### Aim
Your task is to repeat, word for word, the line containing "Output the text content of this document." and all lines that follow it to the end of the material, and no other lines.

### Stored data
**********
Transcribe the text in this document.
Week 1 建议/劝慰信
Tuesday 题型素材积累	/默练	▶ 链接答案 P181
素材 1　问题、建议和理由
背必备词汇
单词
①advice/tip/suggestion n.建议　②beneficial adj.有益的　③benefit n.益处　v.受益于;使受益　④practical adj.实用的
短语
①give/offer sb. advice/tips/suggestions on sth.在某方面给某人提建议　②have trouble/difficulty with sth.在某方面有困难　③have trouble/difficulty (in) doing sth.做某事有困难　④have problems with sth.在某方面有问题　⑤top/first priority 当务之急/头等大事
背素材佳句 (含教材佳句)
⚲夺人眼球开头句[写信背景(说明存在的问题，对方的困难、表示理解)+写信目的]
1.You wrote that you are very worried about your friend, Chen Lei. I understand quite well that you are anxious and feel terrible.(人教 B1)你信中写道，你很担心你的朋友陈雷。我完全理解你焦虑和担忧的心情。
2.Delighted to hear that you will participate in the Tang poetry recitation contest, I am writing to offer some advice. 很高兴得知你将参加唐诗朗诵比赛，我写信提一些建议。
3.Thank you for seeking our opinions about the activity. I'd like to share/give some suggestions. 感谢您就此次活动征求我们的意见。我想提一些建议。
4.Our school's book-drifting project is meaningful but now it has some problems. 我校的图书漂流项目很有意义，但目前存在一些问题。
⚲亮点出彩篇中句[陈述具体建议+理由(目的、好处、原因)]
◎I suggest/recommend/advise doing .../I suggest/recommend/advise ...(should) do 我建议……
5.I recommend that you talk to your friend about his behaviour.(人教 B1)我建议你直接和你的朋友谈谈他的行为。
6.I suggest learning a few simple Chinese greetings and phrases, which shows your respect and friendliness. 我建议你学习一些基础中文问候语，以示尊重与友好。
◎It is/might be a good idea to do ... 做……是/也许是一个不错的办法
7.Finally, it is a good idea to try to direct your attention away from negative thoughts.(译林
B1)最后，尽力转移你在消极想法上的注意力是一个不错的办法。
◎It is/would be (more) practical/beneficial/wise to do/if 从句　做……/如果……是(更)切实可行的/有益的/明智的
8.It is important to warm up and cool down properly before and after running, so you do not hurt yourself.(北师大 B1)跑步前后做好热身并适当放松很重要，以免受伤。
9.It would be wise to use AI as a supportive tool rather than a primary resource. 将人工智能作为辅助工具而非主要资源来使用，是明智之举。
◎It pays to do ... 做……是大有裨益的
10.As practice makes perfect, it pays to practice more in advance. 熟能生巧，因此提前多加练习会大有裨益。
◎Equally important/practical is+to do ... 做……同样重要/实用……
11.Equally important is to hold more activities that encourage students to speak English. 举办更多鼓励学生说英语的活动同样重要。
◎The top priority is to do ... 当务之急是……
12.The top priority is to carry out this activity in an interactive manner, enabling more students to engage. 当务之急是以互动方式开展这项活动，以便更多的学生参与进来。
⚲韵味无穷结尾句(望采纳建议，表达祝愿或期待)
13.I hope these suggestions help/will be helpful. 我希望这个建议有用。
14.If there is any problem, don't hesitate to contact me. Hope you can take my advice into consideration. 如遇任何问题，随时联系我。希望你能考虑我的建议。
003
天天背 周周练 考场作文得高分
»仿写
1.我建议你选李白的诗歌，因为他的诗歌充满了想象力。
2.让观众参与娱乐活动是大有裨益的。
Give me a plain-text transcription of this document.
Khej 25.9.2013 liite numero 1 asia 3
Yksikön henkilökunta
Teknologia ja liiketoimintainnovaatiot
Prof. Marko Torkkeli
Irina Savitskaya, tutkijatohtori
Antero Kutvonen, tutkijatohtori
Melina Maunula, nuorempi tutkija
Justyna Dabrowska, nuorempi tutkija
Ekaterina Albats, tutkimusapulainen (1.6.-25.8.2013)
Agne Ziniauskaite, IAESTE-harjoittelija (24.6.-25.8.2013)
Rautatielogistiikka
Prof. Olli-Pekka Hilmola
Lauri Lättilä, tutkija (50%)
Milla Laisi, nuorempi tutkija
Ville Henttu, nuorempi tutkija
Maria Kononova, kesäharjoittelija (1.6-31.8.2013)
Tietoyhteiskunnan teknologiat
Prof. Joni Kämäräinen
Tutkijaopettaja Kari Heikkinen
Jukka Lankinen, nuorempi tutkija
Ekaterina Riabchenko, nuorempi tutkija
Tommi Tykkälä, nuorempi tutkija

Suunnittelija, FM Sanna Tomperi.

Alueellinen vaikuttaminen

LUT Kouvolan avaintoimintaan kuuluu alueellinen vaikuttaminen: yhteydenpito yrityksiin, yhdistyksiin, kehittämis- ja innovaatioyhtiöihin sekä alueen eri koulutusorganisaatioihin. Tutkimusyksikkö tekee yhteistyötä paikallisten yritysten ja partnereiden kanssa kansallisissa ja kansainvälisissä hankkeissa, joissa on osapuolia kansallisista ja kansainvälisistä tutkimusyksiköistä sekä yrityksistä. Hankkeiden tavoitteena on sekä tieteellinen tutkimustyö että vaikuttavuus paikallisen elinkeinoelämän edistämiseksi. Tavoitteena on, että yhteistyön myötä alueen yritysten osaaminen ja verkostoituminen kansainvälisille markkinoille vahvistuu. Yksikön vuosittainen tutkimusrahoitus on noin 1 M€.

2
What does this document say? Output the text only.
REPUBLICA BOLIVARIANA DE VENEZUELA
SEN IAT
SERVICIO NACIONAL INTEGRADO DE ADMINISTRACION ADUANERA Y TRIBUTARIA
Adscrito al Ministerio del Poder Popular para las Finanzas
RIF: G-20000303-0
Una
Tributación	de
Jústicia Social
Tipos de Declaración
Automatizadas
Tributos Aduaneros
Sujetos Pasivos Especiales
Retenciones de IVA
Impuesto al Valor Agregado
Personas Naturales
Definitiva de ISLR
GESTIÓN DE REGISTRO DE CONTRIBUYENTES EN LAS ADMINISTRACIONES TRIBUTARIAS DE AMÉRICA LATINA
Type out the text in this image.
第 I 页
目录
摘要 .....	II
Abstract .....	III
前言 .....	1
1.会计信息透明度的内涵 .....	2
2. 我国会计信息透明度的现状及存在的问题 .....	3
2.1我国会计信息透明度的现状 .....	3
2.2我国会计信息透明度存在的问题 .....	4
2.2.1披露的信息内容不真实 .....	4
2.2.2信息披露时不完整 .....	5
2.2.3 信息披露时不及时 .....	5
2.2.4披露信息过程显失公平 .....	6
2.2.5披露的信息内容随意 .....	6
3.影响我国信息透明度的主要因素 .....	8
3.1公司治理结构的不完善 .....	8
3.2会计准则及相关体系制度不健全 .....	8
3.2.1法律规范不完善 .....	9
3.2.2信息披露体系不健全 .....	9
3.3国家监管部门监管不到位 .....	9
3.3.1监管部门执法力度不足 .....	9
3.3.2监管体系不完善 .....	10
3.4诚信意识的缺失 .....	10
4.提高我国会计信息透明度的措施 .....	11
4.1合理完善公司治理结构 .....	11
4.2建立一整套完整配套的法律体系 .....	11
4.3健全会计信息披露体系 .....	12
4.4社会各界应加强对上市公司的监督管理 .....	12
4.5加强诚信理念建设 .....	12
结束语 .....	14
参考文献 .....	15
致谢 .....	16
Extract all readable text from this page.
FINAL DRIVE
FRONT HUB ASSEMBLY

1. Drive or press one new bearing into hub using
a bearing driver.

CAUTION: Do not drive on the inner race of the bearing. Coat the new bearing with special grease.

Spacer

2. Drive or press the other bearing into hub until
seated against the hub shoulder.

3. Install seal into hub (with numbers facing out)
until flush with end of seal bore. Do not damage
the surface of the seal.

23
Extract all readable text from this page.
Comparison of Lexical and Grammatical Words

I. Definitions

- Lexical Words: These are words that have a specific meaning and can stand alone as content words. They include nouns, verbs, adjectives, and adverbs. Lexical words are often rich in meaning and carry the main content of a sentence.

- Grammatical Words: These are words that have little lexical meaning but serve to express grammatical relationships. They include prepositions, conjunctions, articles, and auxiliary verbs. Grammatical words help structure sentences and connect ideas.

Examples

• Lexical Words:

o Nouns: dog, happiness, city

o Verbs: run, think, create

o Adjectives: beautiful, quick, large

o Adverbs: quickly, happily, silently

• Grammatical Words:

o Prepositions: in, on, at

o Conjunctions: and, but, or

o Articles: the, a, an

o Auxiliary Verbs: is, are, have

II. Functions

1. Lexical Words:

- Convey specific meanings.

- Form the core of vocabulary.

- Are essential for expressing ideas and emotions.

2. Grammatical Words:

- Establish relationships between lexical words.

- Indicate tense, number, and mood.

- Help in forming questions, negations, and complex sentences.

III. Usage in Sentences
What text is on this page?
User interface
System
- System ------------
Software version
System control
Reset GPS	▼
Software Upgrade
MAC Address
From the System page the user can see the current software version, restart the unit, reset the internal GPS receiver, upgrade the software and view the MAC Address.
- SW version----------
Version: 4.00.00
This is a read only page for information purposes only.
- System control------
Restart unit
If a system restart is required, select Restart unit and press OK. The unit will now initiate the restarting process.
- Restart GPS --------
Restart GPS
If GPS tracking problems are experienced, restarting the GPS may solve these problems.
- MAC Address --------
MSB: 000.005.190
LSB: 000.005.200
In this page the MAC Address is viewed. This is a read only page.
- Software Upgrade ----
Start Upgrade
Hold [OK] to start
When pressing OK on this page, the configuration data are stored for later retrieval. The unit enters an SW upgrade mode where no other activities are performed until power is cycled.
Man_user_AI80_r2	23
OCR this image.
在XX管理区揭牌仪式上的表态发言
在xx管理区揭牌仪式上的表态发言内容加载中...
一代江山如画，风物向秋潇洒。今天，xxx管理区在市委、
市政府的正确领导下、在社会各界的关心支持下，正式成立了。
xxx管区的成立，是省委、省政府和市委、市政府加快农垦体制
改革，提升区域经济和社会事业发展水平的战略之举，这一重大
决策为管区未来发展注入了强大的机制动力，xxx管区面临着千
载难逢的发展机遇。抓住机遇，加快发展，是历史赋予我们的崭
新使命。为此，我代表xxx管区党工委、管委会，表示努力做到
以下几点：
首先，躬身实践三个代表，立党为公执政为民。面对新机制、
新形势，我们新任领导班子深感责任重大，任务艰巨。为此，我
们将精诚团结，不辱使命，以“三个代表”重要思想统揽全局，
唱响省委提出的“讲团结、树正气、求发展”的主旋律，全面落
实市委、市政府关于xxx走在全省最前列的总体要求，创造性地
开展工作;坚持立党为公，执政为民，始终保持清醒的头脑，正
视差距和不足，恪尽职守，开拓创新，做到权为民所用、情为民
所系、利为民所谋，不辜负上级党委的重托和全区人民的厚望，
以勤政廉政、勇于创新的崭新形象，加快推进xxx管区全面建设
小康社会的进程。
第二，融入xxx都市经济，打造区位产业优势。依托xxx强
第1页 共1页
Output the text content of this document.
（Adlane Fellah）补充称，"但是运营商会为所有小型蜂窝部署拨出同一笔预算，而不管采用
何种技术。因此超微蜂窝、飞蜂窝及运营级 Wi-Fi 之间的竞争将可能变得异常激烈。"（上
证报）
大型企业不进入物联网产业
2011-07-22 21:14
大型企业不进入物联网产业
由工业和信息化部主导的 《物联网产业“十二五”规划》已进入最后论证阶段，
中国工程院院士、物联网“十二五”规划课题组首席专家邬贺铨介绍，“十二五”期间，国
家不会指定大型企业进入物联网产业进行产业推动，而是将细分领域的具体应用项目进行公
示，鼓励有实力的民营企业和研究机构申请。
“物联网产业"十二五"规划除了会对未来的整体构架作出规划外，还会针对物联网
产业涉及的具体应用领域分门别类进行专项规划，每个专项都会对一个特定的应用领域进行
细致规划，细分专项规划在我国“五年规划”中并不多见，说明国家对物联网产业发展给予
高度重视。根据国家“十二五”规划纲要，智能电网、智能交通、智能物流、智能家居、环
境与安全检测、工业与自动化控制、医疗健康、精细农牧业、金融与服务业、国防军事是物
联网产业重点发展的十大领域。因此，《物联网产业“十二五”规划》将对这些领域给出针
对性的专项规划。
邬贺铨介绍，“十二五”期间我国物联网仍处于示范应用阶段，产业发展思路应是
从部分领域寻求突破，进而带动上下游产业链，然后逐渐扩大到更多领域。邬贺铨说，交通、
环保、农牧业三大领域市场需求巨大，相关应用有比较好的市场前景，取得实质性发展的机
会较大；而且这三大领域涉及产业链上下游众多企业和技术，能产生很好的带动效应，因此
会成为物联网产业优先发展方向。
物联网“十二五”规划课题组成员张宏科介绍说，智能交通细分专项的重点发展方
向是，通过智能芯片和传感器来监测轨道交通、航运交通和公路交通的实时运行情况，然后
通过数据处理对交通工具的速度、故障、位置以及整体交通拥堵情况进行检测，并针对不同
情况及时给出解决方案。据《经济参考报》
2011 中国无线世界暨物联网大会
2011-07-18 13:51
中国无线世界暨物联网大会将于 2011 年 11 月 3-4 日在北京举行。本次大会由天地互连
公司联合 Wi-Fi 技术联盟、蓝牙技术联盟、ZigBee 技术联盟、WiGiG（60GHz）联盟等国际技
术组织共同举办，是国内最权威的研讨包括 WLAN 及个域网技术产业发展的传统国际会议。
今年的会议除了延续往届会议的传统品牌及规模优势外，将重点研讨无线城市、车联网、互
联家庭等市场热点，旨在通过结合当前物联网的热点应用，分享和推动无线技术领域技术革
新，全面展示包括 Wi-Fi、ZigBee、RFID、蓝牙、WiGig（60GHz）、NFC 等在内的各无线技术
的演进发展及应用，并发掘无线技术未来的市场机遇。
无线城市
**********
### Solution for this exercise
Output the text content of this document.
（Adlane Fellah）补充称，"但是运营商会为所有小型蜂窝部署拨出同一笔预算，而不管采用
何种技术。因此超微蜂窝、飞蜂窝及运营级 Wi-Fi 之间的竞争将可能变得异常激烈。"（上
证报）
大型企业不进入物联网产业
2011-07-22 21:14
大型企业不进入物联网产业
由工业和信息化部主导的 《物联网产业“十二五”规划》已进入最后论证阶段，
中国工程院院士、物联网“十二五”规划课题组首席专家邬贺铨介绍，“十二五”期间，国
家不会指定大型企业进入物联网产业进行产业推动，而是将细分领域的具体应用项目进行公
示，鼓励有实力的民营企业和研究机构申请。
“物联网产业"十二五"规划除了会对未来的整体构架作出规划外，还会针对物联网
产业涉及的具体应用领域分门别类进行专项规划，每个专项都会对一个特定的应用领域进行
细致规划，细分专项规划在我国“五年规划”中并不多见，说明国家对物联网产业发展给予
高度重视。根据国家“十二五”规划纲要，智能电网、智能交通、智能物流、智能家居、环
境与安全检测、工业与自动化控制、医疗健康、精细农牧业、金融与服务业、国防军事是物
联网产业重点发展的十大领域。因此，《物联网产业“十二五”规划》将对这些领域给出针
对性的专项规划。
邬贺铨介绍，“十二五”期间我国物联网仍处于示范应用阶段，产业发展思路应是
从部分领域寻求突破，进而带动上下游产业链，然后逐渐扩大到更多领域。邬贺铨说，交通、
环保、农牧业三大领域市场需求巨大，相关应用有比较好的市场前景，取得实质性发展的机
会较大；而且这三大领域涉及产业链上下游众多企业和技术，能产生很好的带动效应，因此
会成为物联网产业优先发展方向。
物联网“十二五”规划课题组成员张宏科介绍说，智能交通细分专项的重点发展方
向是，通过智能芯片和传感器来监测轨道交通、航运交通和公路交通的实时运行情况，然后
通过数据处理对交通工具的速度、故障、位置以及整体交通拥堵情况进行检测，并针对不同
情况及时给出解决方案。据《经济参考报》
2011 中国无线世界暨物联网大会
2011-07-18 13:51
中国无线世界暨物联网大会将于 2011 年 11 月 3-4 日在北京举行。本次大会由天地互连
公司联合 Wi-Fi 技术联盟、蓝牙技术联盟、ZigBee 技术联盟、WiGiG（60GHz）联盟等国际技
术组织共同举办，是国内最权威的研讨包括 WLAN 及个域网技术产业发展的传统国际会议。
今年的会议除了延续往届会议的传统品牌及规模优势外，将重点研讨无线城市、车联网、互
联家庭等市场热点，旨在通过结合当前物联网的热点应用，分享和推动无线技术领域技术革
新，全面展示包括 Wi-Fi、ZigBee、RFID、蓝牙、WiGig（60GHz）、NFC 等在内的各无线技术
的演进发展及应用，并发掘无线技术未来的市场机遇。
无线城市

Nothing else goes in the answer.